DATA TO USE >>
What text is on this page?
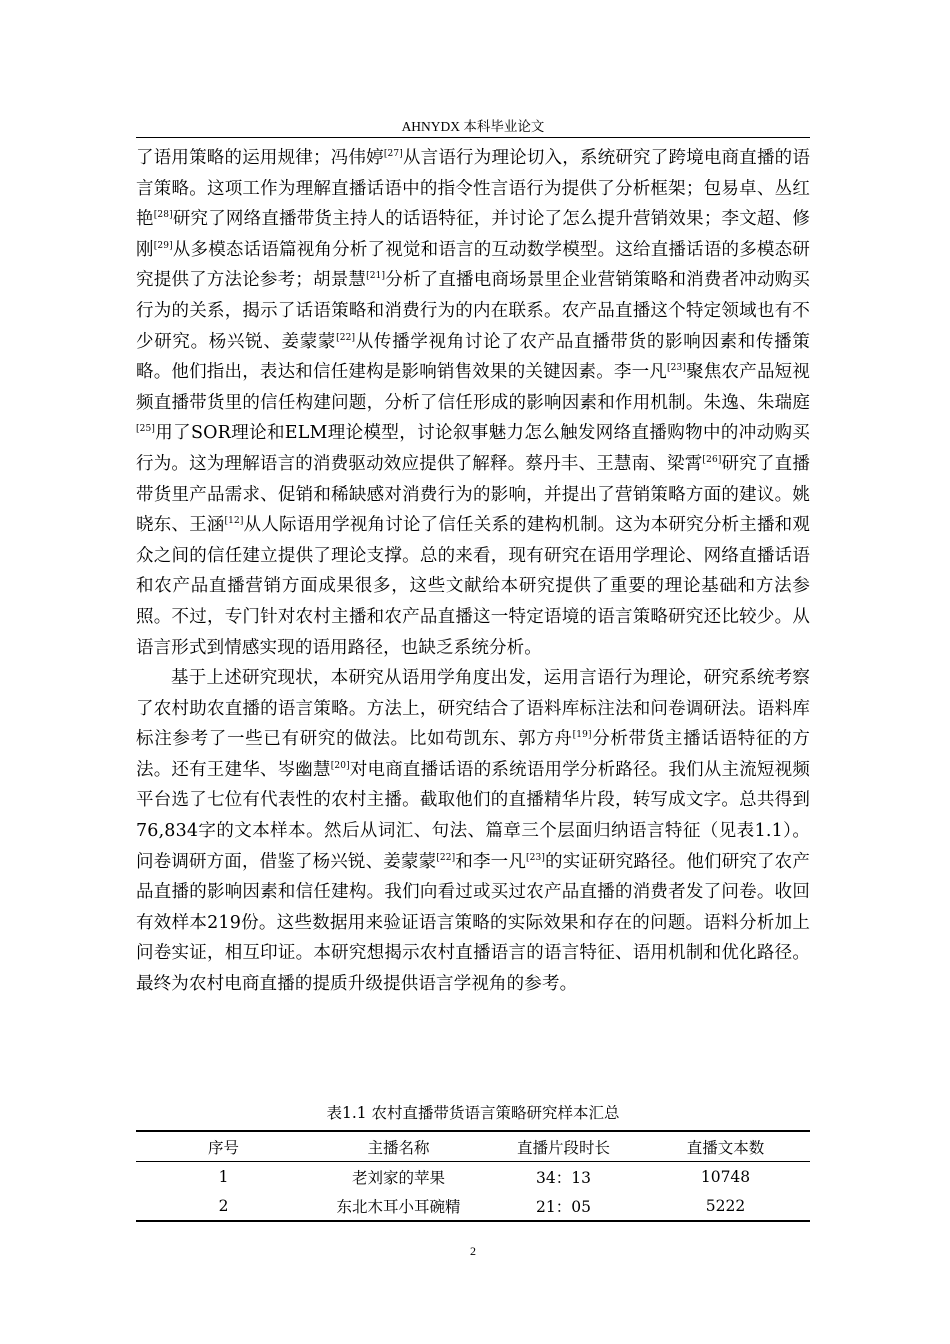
AHNYDX 本科毕业论文

了语用策略的运用规律；冯伟婷[27]从言语行为理论切入，系统研究了跨境电商直播的语言策略。这项工作为理解直播话语中的指令性言语行为提供了分析框架；包易卓、丛红艳[28]研究了网络直播带货主持人的话语特征，并讨论了怎么提升营销效果；李文超、修刚[29]从多模态话语篇视角分析了视觉和语言的互动数学模型。这给直播话语的多模态研究提供了方法论参考；胡景慧[21]分析了直播电商场景里企业营销策略和消费者冲动购买行为的关系，揭示了话语策略和消费行为的内在联系。农产品直播这个特定领域也有不少研究。杨兴锐、姜蒙蒙[22]从传播学视角讨论了农产品直播带货的影响因素和传播策略。他们指出，表达和信任建构是影响销售效果的关键因素。李一凡[23]聚焦农产品短视频直播带货里的信任构建问题，分析了信任形成的影响因素和作用机制。朱逸、朱瑞庭[25]用了SOR理论和ELM理论模型，讨论叙事魅力怎么触发网络直播购物中的冲动购买行为。这为理解语言的消费驱动效应提供了解释。蔡丹丰、王慧南、梁霄[26]研究了直播带货里产品需求、促销和稀缺感对消费行为的影响，并提出了营销策略方面的建议。姚晓东、王涵[12]从人际语用学视角讨论了信任关系的建构机制。这为本研究分析主播和观众之间的信任建立提供了理论支撑。总的来看，现有研究在语用学理论、网络直播话语和农产品直播营销方面成果很多，这些文献给本研究提供了重要的理论基础和方法参照。不过，专门针对农村主播和农产品直播这一特定语境的语言策略研究还比较少。从语言形式到情感实现的语用路径，也缺乏系统分析。

基于上述研究现状，本研究从语用学角度出发，运用言语行为理论，研究系统考察了农村助农直播的语言策略。方法上，研究结合了语料库标注法和问卷调研法。语料库标注参考了一些已有研究的做法。比如苟凯东、郭方舟[19]分析带货主播话语特征的方法。还有王建华、岑幽慧[20]对电商直播话语的系统语用学分析路径。我们从主流短视频平台选了七位有代表性的农村主播。截取他们的直播精华片段，转写成文字。总共得到76,834字的文本样本。然后从词汇、句法、篇章三个层面归纳语言特征（见表1.1）。问卷调研方面，借鉴了杨兴锐、姜蒙蒙[22]和李一凡[23]的实证研究路径。他们研究了农产品直播的影响因素和信任建构。我们向看过或买过农产品直播的消费者发了问卷。收回有效样本219份。这些数据用来验证语言策略的实际效果和存在的问题。语料分析加上问卷实证，相互印证。本研究想揭示农村直播语言的语言特征、语用机制和优化路径。最终为农村电商直播的提质升级提供语言学视角的参考。

表1.1 农村直播带货语言策略研究样本汇总
序号	主播名称	直播片段时长	直播文本数
1	老刘家的苹果	34：13	10748
2	东北木耳小耳碗精	21：05	5222
2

INSTRUCTIONS TO FOLLOW >>
Without the pictures, restate all the entries above exactly.

THE REPLY >>
What text is on this page?
AHNYDX 本科毕业论文

了语用策略的运用规律；冯伟婷[27]从言语行为理论切入，系统研究了跨境电商直播的语言策略。这项工作为理解直播话语中的指令性言语行为提供了分析框架；包易卓、丛红艳[28]研究了网络直播带货主持人的话语特征，并讨论了怎么提升营销效果；李文超、修刚[29]从多模态话语篇视角分析了视觉和语言的互动数学模型。这给直播话语的多模态研究提供了方法论参考；胡景慧[21]分析了直播电商场景里企业营销策略和消费者冲动购买行为的关系，揭示了话语策略和消费行为的内在联系。农产品直播这个特定领域也有不少研究。杨兴锐、姜蒙蒙[22]从传播学视角讨论了农产品直播带货的影响因素和传播策略。他们指出，表达和信任建构是影响销售效果的关键因素。李一凡[23]聚焦农产品短视频直播带货里的信任构建问题，分析了信任形成的影响因素和作用机制。朱逸、朱瑞庭[25]用了SOR理论和ELM理论模型，讨论叙事魅力怎么触发网络直播购物中的冲动购买行为。这为理解语言的消费驱动效应提供了解释。蔡丹丰、王慧南、梁霄[26]研究了直播带货里产品需求、促销和稀缺感对消费行为的影响，并提出了营销策略方面的建议。姚晓东、王涵[12]从人际语用学视角讨论了信任关系的建构机制。这为本研究分析主播和观众之间的信任建立提供了理论支撑。总的来看，现有研究在语用学理论、网络直播话语和农产品直播营销方面成果很多，这些文献给本研究提供了重要的理论基础和方法参照。不过，专门针对农村主播和农产品直播这一特定语境的语言策略研究还比较少。从语言形式到情感实现的语用路径，也缺乏系统分析。

基于上述研究现状，本研究从语用学角度出发，运用言语行为理论，研究系统考察了农村助农直播的语言策略。方法上，研究结合了语料库标注法和问卷调研法。语料库标注参考了一些已有研究的做法。比如苟凯东、郭方舟[19]分析带货主播话语特征的方法。还有王建华、岑幽慧[20]对电商直播话语的系统语用学分析路径。我们从主流短视频平台选了七位有代表性的农村主播。截取他们的直播精华片段，转写成文字。总共得到76,834字的文本样本。然后从词汇、句法、篇章三个层面归纳语言特征（见表1.1）。问卷调研方面，借鉴了杨兴锐、姜蒙蒙[22]和李一凡[23]的实证研究路径。他们研究了农产品直播的影响因素和信任建构。我们向看过或买过农产品直播的消费者发了问卷。收回有效样本219份。这些数据用来验证语言策略的实际效果和存在的问题。语料分析加上问卷实证，相互印证。本研究想揭示农村直播语言的语言特征、语用机制和优化路径。最终为农村电商直播的提质升级提供语言学视角的参考。

表1.1 农村直播带货语言策略研究样本汇总
序号	主播名称	直播片段时长	直播文本数
1	老刘家的苹果	34：13	10748
2	东北木耳小耳碗精	21：05	5222
2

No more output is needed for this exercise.